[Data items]
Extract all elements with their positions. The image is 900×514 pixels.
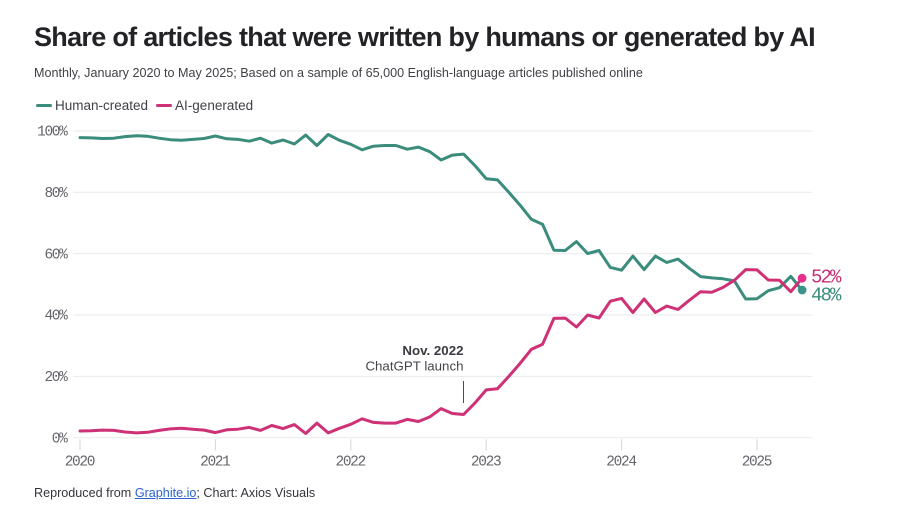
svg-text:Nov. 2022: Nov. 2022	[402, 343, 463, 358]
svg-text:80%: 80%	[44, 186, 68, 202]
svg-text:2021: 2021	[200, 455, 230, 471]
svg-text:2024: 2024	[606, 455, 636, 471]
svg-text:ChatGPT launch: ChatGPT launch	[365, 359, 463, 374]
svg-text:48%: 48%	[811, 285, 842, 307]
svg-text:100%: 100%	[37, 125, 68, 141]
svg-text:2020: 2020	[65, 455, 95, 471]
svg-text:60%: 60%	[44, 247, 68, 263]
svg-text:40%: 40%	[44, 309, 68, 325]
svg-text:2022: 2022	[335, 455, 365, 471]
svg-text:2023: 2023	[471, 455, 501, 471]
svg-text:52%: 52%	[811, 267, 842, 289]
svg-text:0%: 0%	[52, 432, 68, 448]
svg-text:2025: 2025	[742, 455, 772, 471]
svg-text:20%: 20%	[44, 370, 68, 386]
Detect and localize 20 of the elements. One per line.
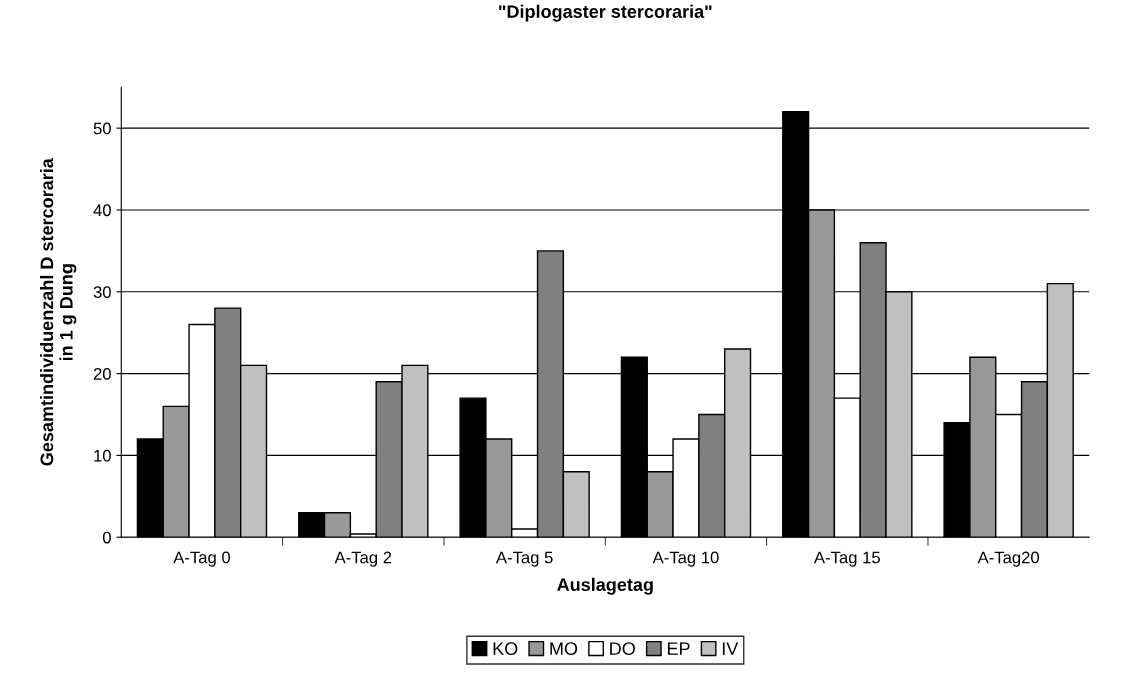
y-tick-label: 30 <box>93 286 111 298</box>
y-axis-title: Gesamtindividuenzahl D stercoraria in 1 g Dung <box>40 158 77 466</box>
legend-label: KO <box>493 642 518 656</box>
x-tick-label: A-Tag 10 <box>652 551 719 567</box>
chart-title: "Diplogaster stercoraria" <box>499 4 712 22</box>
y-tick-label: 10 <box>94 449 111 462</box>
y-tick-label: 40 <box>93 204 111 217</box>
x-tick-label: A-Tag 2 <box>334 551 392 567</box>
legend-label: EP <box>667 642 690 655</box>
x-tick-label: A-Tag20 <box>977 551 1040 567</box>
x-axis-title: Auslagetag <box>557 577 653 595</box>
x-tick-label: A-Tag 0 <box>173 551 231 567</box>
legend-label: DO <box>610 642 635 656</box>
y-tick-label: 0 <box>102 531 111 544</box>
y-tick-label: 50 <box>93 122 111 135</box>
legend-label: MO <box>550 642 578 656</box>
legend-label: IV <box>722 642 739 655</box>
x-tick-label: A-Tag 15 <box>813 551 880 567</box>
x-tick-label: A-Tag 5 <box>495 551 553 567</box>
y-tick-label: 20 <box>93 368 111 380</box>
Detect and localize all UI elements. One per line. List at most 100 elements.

--

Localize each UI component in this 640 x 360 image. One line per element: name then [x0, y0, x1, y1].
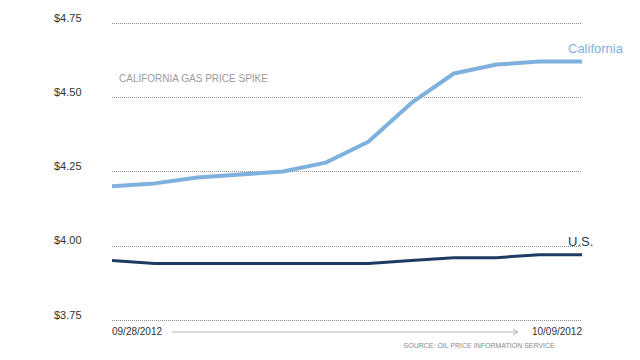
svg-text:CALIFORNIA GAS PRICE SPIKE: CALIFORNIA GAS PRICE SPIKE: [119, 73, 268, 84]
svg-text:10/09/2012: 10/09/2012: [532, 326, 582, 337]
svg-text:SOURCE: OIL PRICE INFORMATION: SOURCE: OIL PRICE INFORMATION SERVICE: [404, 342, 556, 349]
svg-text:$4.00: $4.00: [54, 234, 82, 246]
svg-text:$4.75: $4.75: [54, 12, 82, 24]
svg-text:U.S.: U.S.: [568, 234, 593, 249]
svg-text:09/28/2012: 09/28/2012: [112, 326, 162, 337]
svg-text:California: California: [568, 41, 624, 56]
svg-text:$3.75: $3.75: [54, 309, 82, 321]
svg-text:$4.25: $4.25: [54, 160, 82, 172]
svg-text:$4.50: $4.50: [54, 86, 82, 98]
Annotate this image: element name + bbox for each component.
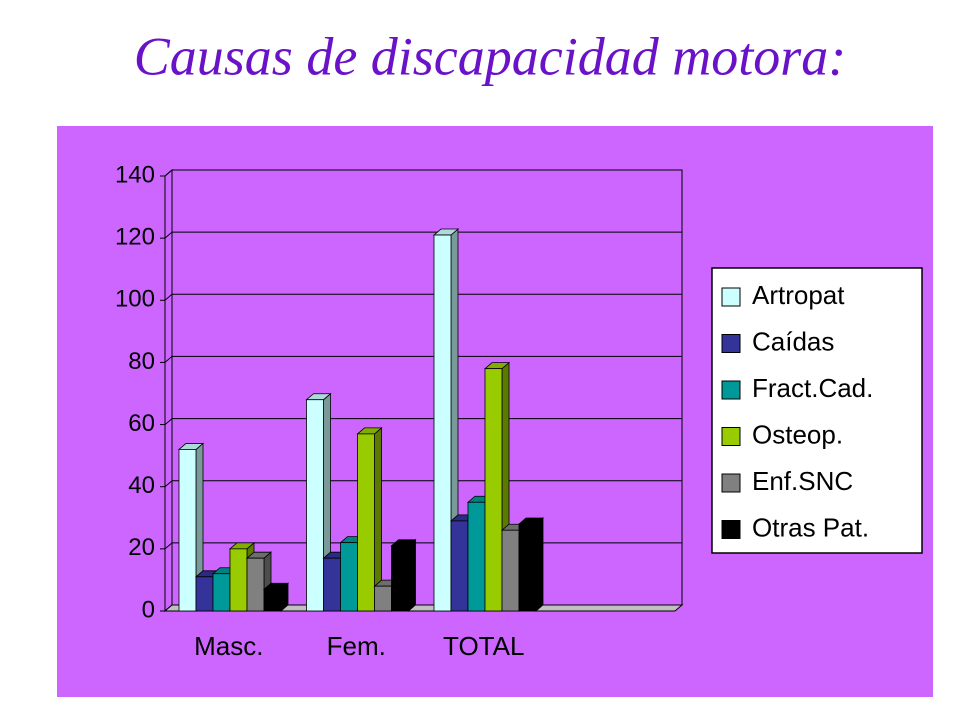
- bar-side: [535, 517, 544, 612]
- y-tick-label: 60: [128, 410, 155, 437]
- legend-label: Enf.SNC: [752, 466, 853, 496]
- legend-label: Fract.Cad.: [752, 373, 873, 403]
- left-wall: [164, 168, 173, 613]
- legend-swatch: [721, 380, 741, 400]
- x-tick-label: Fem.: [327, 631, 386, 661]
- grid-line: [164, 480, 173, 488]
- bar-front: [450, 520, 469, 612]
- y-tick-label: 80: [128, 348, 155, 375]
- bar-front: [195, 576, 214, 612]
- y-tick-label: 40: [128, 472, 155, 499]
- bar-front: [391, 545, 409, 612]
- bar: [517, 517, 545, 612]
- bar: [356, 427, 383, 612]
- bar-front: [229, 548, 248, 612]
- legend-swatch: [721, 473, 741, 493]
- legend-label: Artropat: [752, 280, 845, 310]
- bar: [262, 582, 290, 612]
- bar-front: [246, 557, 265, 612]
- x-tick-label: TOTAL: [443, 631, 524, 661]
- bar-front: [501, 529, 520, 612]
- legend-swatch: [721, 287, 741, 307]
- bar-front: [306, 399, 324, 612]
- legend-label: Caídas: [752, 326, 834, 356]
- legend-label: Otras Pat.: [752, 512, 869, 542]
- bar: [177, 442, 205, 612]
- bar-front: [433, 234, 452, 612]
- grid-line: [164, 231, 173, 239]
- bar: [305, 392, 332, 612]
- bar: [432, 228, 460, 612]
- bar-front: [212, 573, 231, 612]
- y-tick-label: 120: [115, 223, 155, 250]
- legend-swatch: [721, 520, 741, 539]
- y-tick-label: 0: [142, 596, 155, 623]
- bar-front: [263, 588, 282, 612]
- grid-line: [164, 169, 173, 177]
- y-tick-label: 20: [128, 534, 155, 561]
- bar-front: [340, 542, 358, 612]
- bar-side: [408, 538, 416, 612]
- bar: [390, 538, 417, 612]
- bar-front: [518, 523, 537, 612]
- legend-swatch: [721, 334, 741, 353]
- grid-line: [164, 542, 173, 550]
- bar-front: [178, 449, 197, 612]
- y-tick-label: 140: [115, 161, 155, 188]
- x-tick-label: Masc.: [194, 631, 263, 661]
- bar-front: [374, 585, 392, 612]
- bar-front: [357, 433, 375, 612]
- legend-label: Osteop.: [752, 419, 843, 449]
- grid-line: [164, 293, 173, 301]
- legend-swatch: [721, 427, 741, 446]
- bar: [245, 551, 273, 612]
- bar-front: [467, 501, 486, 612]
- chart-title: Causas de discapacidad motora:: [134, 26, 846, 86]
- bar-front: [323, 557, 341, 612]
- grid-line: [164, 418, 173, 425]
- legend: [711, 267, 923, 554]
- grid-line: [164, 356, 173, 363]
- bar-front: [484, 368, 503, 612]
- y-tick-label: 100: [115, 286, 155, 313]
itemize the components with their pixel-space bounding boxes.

● REQUIREMENTS: Reproduce the rows between the line holding "svg-text:Nov. 2022: Nov." and the line holding "285, 842, 307]", inclusive, substituting "Product launch" for every occurrence of "ChatGPT launch" and leaving everything else unchanged.

● RESULT OF THE EXERCISE:
svg-text:Nov. 2022: Nov. 2022	[402, 343, 463, 358]
svg-text:80%: 80%	[44, 186, 68, 202]
svg-text:2021: 2021	[200, 455, 230, 471]
svg-text:2024: 2024	[606, 455, 636, 471]
svg-text:Product launch: Product launch	[365, 359, 463, 374]
svg-text:48%: 48%	[811, 285, 842, 307]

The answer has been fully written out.